(Collected data entries)
>> start

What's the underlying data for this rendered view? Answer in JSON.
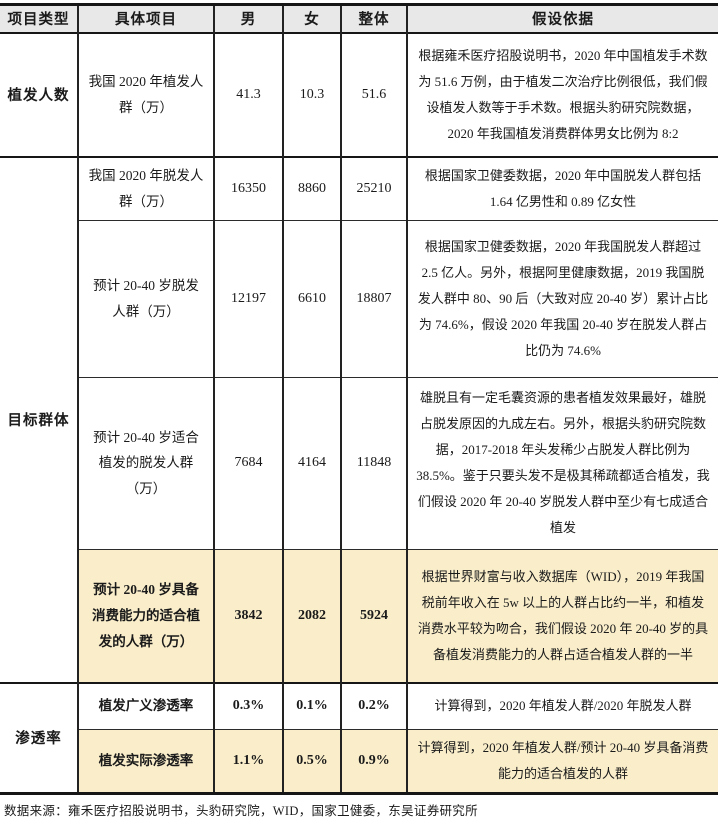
{
  "colors": {
    "header_bg": "#e8e8e8",
    "highlight_bg": "#f9edca",
    "border": "#161616",
    "text": "#1a1a1a"
  },
  "table": {
    "headers": {
      "category": "项目类型",
      "item": "具体项目",
      "male": "男",
      "female": "女",
      "total": "整体",
      "basis": "假设依据"
    },
    "sections": [
      {
        "category": "植发人数",
        "rows": [
          {
            "item": "我国 2020 年植发人群（万）",
            "male": "41.3",
            "female": "10.3",
            "total": "51.6",
            "basis": "根据雍禾医疗招股说明书，2020 年中国植发手术数为 51.6 万例，由于植发二次治疗比例很低，我们假设植发人数等于手术数。根据头豹研究院数据，2020 年我国植发消费群体男女比例为 8:2"
          }
        ]
      },
      {
        "category": "目标群体",
        "rows": [
          {
            "item": "我国 2020 年脱发人群（万）",
            "male": "16350",
            "female": "8860",
            "total": "25210",
            "basis": "根据国家卫健委数据，2020 年中国脱发人群包括 1.64 亿男性和 0.89 亿女性"
          },
          {
            "item": "预计 20-40 岁脱发人群（万）",
            "male": "12197",
            "female": "6610",
            "total": "18807",
            "basis": "根据国家卫健委数据，2020 年我国脱发人群超过 2.5 亿人。另外，根据阿里健康数据，2019 我国脱发人群中 80、90 后（大致对应 20-40 岁）累计占比为 74.6%，假设 2020 年我国 20-40 岁在脱发人群占比仍为 74.6%"
          },
          {
            "item": "预计 20-40 岁适合植发的脱发人群（万）",
            "male": "7684",
            "female": "4164",
            "total": "11848",
            "basis": "雄脱且有一定毛囊资源的患者植发效果最好，雄脱占脱发原因的九成左右。另外，根据头豹研究院数据，2017-2018 年头发稀少占脱发人群比例为 38.5%。鉴于只要头发不是极其稀疏都适合植发，我们假设 2020 年 20-40 岁脱发人群中至少有七成适合植发"
          },
          {
            "item": "预计 20-40 岁具备消费能力的适合植发的人群（万）",
            "male": "3842",
            "female": "2082",
            "total": "5924",
            "basis": "根据世界财富与收入数据库（WID），2019 年我国税前年收入在 5w 以上的人群占比约一半，和植发消费水平较为吻合，我们假设 2020 年 20-40 岁的具备植发消费能力的人群占适合植发人群的一半"
          }
        ]
      },
      {
        "category": "渗透率",
        "rows": [
          {
            "item": "植发广义渗透率",
            "male": "0.3%",
            "female": "0.1%",
            "total": "0.2%",
            "basis": "计算得到，2020 年植发人群/2020 年脱发人群"
          },
          {
            "item": "植发实际渗透率",
            "male": "1.1%",
            "female": "0.5%",
            "total": "0.9%",
            "basis": "计算得到，2020 年植发人群/预计 20-40 岁具备消费能力的适合植发的人群"
          }
        ]
      }
    ]
  },
  "footer": {
    "source": "数据来源：雍禾医疗招股说明书，头豹研究院，WID，国家卫健委，东吴证券研究所"
  }
}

>> end

Review the preceding data and report every line that includes the string "total".

      "total": "整体",
            "total": "51.6",
            "total": "25210",
            "total": "18807",
            "total": "11848",
            "total": "5924",
            "total": "0.2%",
            "total": "0.9%",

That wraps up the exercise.